(The following is the introduction found in the book, 20 Traits of Relationally UNSAFE People.)
20 Traits of Relationally UNSAFE People
We have all been there, holding the hand of, hugging, or reassuring someone who has gone through a tragic break up in a relationship. Many of us have been in that person’s shoes for each of us at some point in life has experienced some form of a relationship, be it plutonic, romantic or professional that has left us feeling abandoned, taken advantage or, abused, belittled, berated, and left with nothing to show for what we’ve invested into it.
In the silence of our misery, quite often we find ourselves asking those painful questions, why did I let this happen to me?
Perhaps the greatest tragedy comes when we find ourselves asking the really tough question of, why did I let this happen to me AGAIN!
We have all been blessed in life to know some really great people. We have also known many of these great people to experience relational break downs or complete failure over and over again.
Why do really great people, seem to experience one failed relationship after another? Why do they seem to pick losers for friends? Eventually as one asks these questions, they begin to point more inward examining the kinds of employers we end up with; and the kinds of people we seem to magnetically draw to us.
As children, we are taught so many great things in school, but when it comes to picking our social circle, well let’s face it…we are dumped out into a school yard expected to play amongst the really great and the true bullies. For many children, the school yard becomes a lesson in life known as “survival of the fittest”, and not how to identify and draw healthy people around you.
Most adults have no clear understanding of the warning signs or character traits which are openly visible in those who struggle with personality disorders, or mental illness. Having said this, many mentally ill people, and people with personality disorders are capable of having life long relationships, but when they link up with the wrong people…abuse happens.
Many adults are unaware of something known as the “cycle of abuse”, or the “power/control wheel”. They don’t understand what a healthy relationship, where two people love and treat each other as equals really looks like. For the most part, couples get married based on sexual or attractive chemistry, only to find 3 to 7 years later that some things grow familiar, and “Holy crap…my Mr. or Mrs. Right has a lot of flaws!”
For those of you who might not purchase the full eBook version, let’s take this opportunity now to present an image which clearly defines the Cycle of Abuse.
Every relationship, if one or both partners are not relationally healthy, has the chance to fall victim to the cycle of abuse. If we do not take time to learn this cycle, then we will not know when we, or a friend is in real need of help.
While the power/control wheel appears later on in the eBook, I should also take this opportunity to share this image with those of you who may not secure the full eBook, in hopes that it will open your eyes to possible dangers in your relationships, or provide you with the knowledge to be able to stand beside a friend going through a tough experience.

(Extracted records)
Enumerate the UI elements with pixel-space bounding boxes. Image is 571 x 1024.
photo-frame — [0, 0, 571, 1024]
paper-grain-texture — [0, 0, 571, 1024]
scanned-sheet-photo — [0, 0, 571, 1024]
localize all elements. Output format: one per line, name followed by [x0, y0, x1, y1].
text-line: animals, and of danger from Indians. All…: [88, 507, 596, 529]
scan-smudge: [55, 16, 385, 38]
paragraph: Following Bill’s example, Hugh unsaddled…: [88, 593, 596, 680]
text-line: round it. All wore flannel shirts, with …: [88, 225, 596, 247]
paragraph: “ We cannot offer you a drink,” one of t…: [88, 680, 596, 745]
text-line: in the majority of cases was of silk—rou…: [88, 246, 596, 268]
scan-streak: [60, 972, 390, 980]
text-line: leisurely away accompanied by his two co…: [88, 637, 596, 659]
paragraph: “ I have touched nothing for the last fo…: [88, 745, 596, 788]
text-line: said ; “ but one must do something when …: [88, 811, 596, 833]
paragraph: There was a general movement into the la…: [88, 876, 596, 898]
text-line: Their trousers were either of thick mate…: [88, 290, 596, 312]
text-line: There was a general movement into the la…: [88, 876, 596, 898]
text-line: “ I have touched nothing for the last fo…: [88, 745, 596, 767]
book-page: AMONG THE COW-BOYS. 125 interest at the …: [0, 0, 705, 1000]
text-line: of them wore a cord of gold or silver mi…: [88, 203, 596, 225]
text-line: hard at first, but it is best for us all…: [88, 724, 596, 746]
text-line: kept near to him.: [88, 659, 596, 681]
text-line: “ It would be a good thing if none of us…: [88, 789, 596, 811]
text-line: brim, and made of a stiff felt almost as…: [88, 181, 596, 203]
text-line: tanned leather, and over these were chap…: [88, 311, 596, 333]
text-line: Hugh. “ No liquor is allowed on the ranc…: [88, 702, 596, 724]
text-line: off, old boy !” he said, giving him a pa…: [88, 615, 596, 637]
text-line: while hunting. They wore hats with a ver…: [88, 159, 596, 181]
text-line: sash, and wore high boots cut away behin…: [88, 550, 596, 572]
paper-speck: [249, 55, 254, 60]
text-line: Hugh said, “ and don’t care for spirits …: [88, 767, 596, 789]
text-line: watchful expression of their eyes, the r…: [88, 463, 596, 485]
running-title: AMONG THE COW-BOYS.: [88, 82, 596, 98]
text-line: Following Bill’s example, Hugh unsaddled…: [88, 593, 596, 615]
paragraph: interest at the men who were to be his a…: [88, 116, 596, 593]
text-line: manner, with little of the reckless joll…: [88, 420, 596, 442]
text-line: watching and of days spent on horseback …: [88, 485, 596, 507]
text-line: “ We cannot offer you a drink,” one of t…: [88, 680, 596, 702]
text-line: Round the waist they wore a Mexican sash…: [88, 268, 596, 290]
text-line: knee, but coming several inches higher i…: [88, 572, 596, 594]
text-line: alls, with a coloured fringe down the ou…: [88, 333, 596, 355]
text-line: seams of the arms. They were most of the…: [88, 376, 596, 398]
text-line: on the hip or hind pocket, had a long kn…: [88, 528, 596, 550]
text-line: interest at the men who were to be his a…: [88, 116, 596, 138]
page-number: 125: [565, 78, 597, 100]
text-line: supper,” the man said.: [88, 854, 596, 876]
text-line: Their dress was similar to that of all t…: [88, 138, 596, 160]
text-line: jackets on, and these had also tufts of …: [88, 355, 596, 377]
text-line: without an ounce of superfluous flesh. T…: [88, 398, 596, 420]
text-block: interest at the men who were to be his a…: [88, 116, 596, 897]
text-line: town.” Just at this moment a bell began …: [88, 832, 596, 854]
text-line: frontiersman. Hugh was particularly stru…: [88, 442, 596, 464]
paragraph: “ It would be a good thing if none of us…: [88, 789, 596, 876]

▸ Study questions
1 > According to the introduction about relationally unsafe people, how long after marrying do many couples find that some things have grown familiar?
2 > Continue the introduction about relationally unsafe people from the point where it stops.

▸ Answers by item
1 > Many couples find this 3 to 7 years later.

2 >
We move forward in healthy relationships when we begin to understand what personality disorders look like. We move forward when we take time to reflect on the kind of person we are inside of a relational commitment. Am I a Narcissist? Am I a predator (psychopath)? Am I a control freak? Am I a manipulator or worse a Machiavellian? Am I a gossip, a meddler? Do I continually apologize with out making changes in my behaviour? Am I relating to another adult in an adult/child style of relationship? Am I being a responsible partner?
Do we even understand what it means to be a responsible partner? Many people assume this means financially responsible, but truthfully, finances have very little to do with being a responsible relational partner, and if assigned a percentage to it’s significance, finances would only rate 5% of all the areas that makes up a responsible partner. You might be great with money, but neglect the emotional needs of your partner. You might be bad with money but your partner has a strength in that area. You might be bad with money, but incredible at looking after the home, the kids, and emotional support of your partner. Being a responsible partner in life, applies to far much more than most people consider, and when they do take a close look at this area, many discover they’ve been overly critical of their partner.
Are you being a supportive partner in your relationship?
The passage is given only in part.